* start GIVEN INFORMATION *

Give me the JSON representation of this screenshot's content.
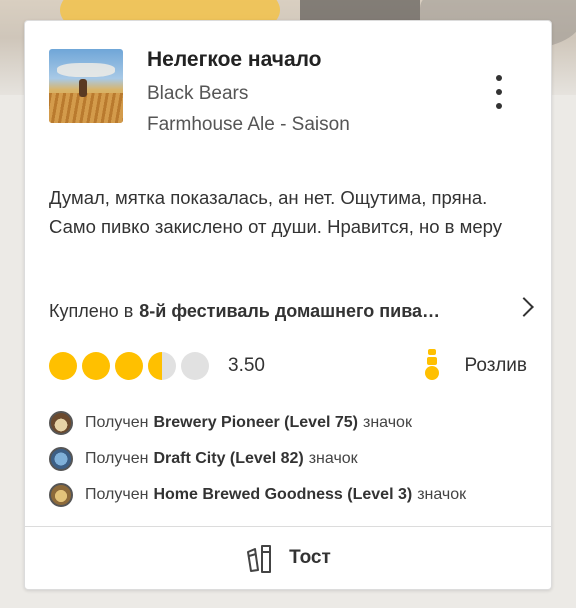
{
  "checkin": {
    "beer_name": "Нелегкое начало",
    "brewery": "Black Bears",
    "style": "Farmhouse Ale - Saison",
    "review": "Думал, мятка показалась, ан нет. Ощутима, пряна. Само пивко закислено от души. Нравится, но в меру",
    "venue_prefix": "Куплено в",
    "venue_name": "8-й фестиваль домашнего пива…",
    "rating": 3.5,
    "rating_text": "3.50",
    "serving": "Розлив",
    "icons": {
      "thumbnail": "beer-label-thumbnail",
      "menu": "kebab-menu-icon",
      "venue": "chevron-right-icon",
      "serving": "tap-icon",
      "toast": "toast-glasses-icon"
    }
  },
  "badges": [
    {
      "prefix": "Получен",
      "name": "Brewery Pioneer (Level 75)",
      "suffix": "значок"
    },
    {
      "prefix": "Получен",
      "name": "Draft City (Level 82)",
      "suffix": "значок"
    },
    {
      "prefix": "Получен",
      "name": "Home Brewed Goodness (Level 3)",
      "suffix": "значок"
    }
  ],
  "actions": {
    "toast_label": "Тост"
  },
  "colors": {
    "accent": "#ffc000",
    "cap_empty": "#e1e1e1",
    "text": "#333333"
  }
}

* end GIVEN INFORMATION *

• _YOUR GOAL_: Determine the number of lines in the records that include the string "Level", and respond with that number only.

• _PROBLEM SOLUTION_: 3